TAREA 1: Reescribe el fragmento del texto sobre los infartos que empieza en "Y tiene razón, pero" y termina en "volveremos a ver.", reemplazando "cordero lechal" por "recién nacido".

TEXTO DADO:
━━━━━━━━
Los infartos
Ayer el Presidente, ante los cuestionamientos incómodos de Jorge Ramos en la mañanera —¡Jesús! Que no se vuelva a colar éste, ponme al Lord Molécula en primera fila y no le des el micrófono a nadie más—, dijo que el alud de sangre con que su T4 irriga a México es cosita de nada: que en el país más gente se muere por infarto que por asesinato.
Y tiene razón, pero sólo si habla de los infartos que llegan cada que un mexicano sale de casa y ve a alguien, a cualquier sombra sospechosa, a la vuelta de la esquina. Cada que se toma el metro. Cada que un policía nos dirige la mirada, aunque seamos más inocentes que un cordero lechal. Cada que hay que viajar por carretera. Cada que los hijos se van el fin de semana sin que sepamos si los volveremos a ver.
Porque bajo su gobierno —o el de sus sucedáneos, como Evelyn Salgado y Delfina Gómez— los campesinos se ven obligados a enfrentarse a machetazo limpio contra los sicarios que los acosan, mientras que los policías estatales se dedican a secuestrar, torturar y extorsionar a ciudadanos. Las narcofosas cubren el país y el escarnio desde el poder es para las madres buscadoras. Nuestros tesoros naturales y arqueológicos más importantes están tomados por el crimen organizado y no se pueden visitar más. Los niños de 12 años deben empuñar fusiles para proteger sus tierras ancestrales a falta de gobierno que los defienda. Las carreteras se han convertido en cajas chicas de los malandros. Los narcos atacan nuestros pueblos serranos con drones militares. Los indígenas chiapanecos se ven desplazados de sus comunidades originarias por las bandas locales como jaguares ante el Tren Maya. En otros tiempos, en otros mundos, una sola de estas ocurrencias hubiera bastado para tumbar a cualquier presidente. Pero en el México de hoy, mientras nos lleva redondamente la tiznada, el presidente dice que no es para tanto, culpa e injuria a los mensajeros, le reparte abrazos a los capos y emplea a su flamante Guardia Nacional militarizada en regentear farmaciototas, volar avioncitos y armar trenecitos. Y no pasa nada.
━━━━━━━━
REGISTROS DADOS:

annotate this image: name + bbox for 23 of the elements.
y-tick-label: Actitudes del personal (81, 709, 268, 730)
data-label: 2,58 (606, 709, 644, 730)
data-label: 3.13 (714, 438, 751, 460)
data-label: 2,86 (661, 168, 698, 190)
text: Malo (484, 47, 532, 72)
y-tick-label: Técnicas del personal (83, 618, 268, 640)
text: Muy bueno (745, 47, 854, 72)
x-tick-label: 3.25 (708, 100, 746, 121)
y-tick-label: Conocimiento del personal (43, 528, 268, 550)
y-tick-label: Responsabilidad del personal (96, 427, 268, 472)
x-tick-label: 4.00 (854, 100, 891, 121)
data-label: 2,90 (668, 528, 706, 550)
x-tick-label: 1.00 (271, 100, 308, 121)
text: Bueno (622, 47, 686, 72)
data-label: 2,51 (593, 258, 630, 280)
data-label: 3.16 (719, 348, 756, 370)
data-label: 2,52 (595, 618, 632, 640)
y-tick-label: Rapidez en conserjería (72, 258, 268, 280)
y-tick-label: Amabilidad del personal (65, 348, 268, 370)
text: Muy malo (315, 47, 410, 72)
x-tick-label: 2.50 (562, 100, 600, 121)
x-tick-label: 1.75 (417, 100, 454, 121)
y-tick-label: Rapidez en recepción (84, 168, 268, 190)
━━━━━━━━
TAREA 2: Pasa todas las líneas de los registros a una lista JSON de cadenas, una cadena por línea, omitiendo las líneas en blanco.

RESULTADO 1:
Y tiene razón, pero sólo si habla de los infartos que llegan cada que un mexicano sale de casa y ve a alguien, a cualquier sombra sospechosa, a la vuelta de la esquina. Cada que se toma el metro. Cada que un policía nos dirige la mirada, aunque seamos más inocentes que un recién nacido. Cada que hay que viajar por carretera. Cada que los hijos se van el fin de semana sin que sepamos si los volveremos a ver.

RESULTADO 2:
[
  "annotate this image: name + bbox for 23 of the elements.",
  "y-tick-label: Actitudes del personal (81, 709, 268, 730)",
  "data-label: 2,58 (606, 709, 644, 730)",
  "data-label: 3.13 (714, 438, 751, 460)",
  "data-label: 2,86 (661, 168, 698, 190)",
  "text: Malo (484, 47, 532, 72)",
  "y-tick-label: Técnicas del personal (83, 618, 268, 640)",
  "text: Muy bueno (745, 47, 854, 72)",
  "x-tick-label: 3.25 (708, 100, 746, 121)",
  "y-tick-label: Conocimiento del personal (43, 528, 268, 550)",
  "y-tick-label: Responsabilidad del personal (96, 427, 268, 472)",
  "x-tick-label: 4.00 (854, 100, 891, 121)",
  "data-label: 2,90 (668, 528, 706, 550)",
  "x-tick-label: 1.00 (271, 100, 308, 121)",
  "text: Bueno (622, 47, 686, 72)",
  "data-label: 2,51 (593, 258, 630, 280)",
  "data-label: 3.16 (719, 348, 756, 370)",
  "data-label: 2,52 (595, 618, 632, 640)",
  "y-tick-label: Rapidez en conserjería (72, 258, 268, 280)",
  "y-tick-label: Amabilidad del personal (65, 348, 268, 370)",
  "text: Muy malo (315, 47, 410, 72)",
  "x-tick-label: 2.50 (562, 100, 600, 121)",
  "x-tick-label: 1.75 (417, 100, 454, 121)",
  "y-tick-label: Rapidez en recepción (84, 168, 268, 190)"
]